● **Exercise instructions**: Your task is to repeat the entries underneath exactly, minus the pictures.

+ + + +

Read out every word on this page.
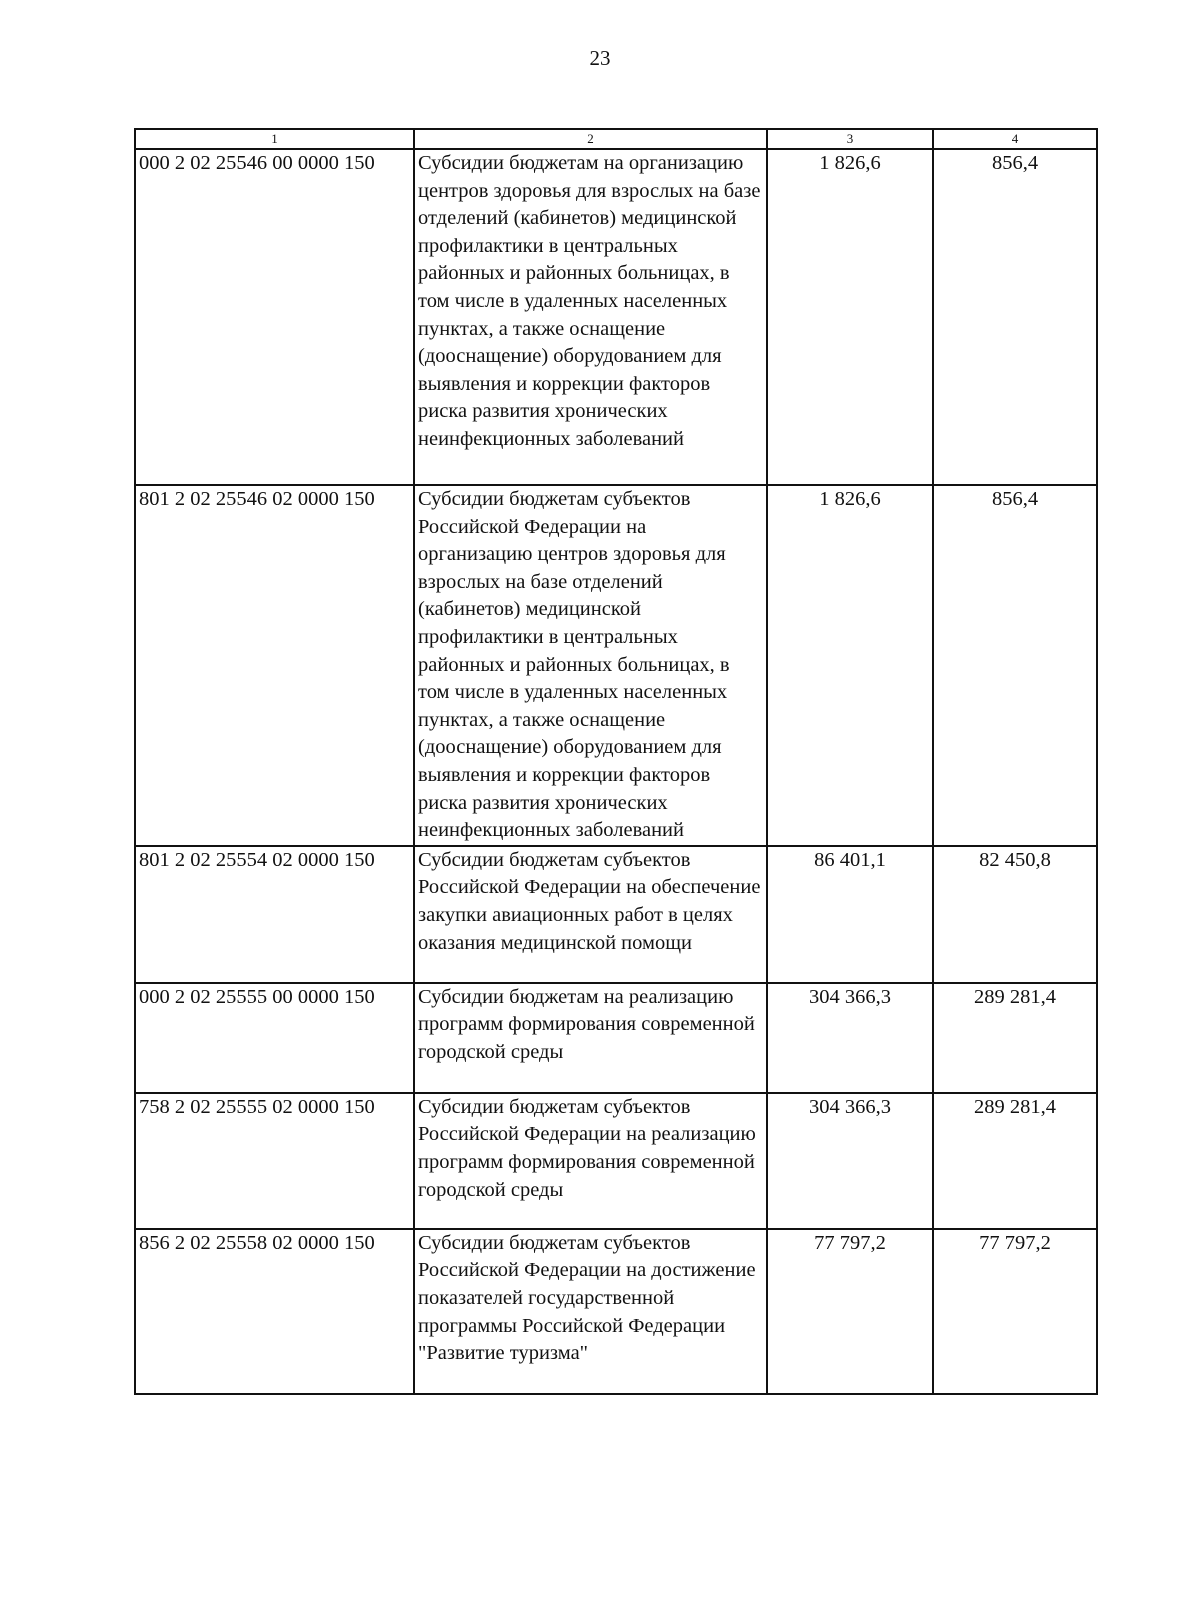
23
1	2	3	4
000 2 02 25546 00 0000 150	Субсидии бюджетам на организацию центров здоровья для взрослых на базе отделений (кабинетов) медицинской профилактики в центральных районных и районных больницах, в том числе в удаленных населенных пунктах, а также оснащение (дооснащение) оборудованием для выявления и коррекции факторов риска развития хронических неинфекционных заболеваний	1 826,6	856,4
801 2 02 25546 02 0000 150	Субсидии бюджетам субъектов Российской Федерации на организацию центров здоровья для взрослых на базе отделений (кабинетов) медицинской профилактики в центральных районных и районных больницах, в том числе в удаленных населенных пунктах, а также оснащение (дооснащение) оборудованием для выявления и коррекции факторов риска развития хронических неинфекционных заболеваний	1 826,6	856,4
801 2 02 25554 02 0000 150	Субсидии бюджетам субъектов Российской Федерации на обеспечение закупки авиационных работ в целях оказания медицинской помощи	86 401,1	82 450,8
000 2 02 25555 00 0000 150	Субсидии бюджетам на реализацию программ формирования современной городской среды	304 366,3	289 281,4
758 2 02 25555 02 0000 150	Субсидии бюджетам субъектов Российской Федерации на реализацию программ формирования современной городской среды	304 366,3	289 281,4
856 2 02 25558 02 0000 150	Субсидии бюджетам субъектов Российской Федерации на достижение показателей государственной программы Российской Федерации "Развитие туризма"	77 797,2	77 797,2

+ + + +

● **Response to this exercise**:
Read out every word on this page.
23
1	2	3	4
000 2 02 25546 00 0000 150	Субсидии бюджетам на организацию центров здоровья для взрослых на базе отделений (кабинетов) медицинской профилактики в центральных районных и районных больницах, в том числе в удаленных населенных пунктах, а также оснащение (дооснащение) оборудованием для выявления и коррекции факторов риска развития хронических неинфекционных заболеваний	1 826,6	856,4
801 2 02 25546 02 0000 150	Субсидии бюджетам субъектов Российской Федерации на организацию центров здоровья для взрослых на базе отделений (кабинетов) медицинской профилактики в центральных районных и районных больницах, в том числе в удаленных населенных пунктах, а также оснащение (дооснащение) оборудованием для выявления и коррекции факторов риска развития хронических неинфекционных заболеваний	1 826,6	856,4
801 2 02 25554 02 0000 150	Субсидии бюджетам субъектов Российской Федерации на обеспечение закупки авиационных работ в целях оказания медицинской помощи	86 401,1	82 450,8
000 2 02 25555 00 0000 150	Субсидии бюджетам на реализацию программ формирования современной городской среды	304 366,3	289 281,4
758 2 02 25555 02 0000 150	Субсидии бюджетам субъектов Российской Федерации на реализацию программ формирования современной городской среды	304 366,3	289 281,4
856 2 02 25558 02 0000 150	Субсидии бюджетам субъектов Российской Федерации на достижение показателей государственной программы Российской Федерации "Развитие туризма"	77 797,2	77 797,2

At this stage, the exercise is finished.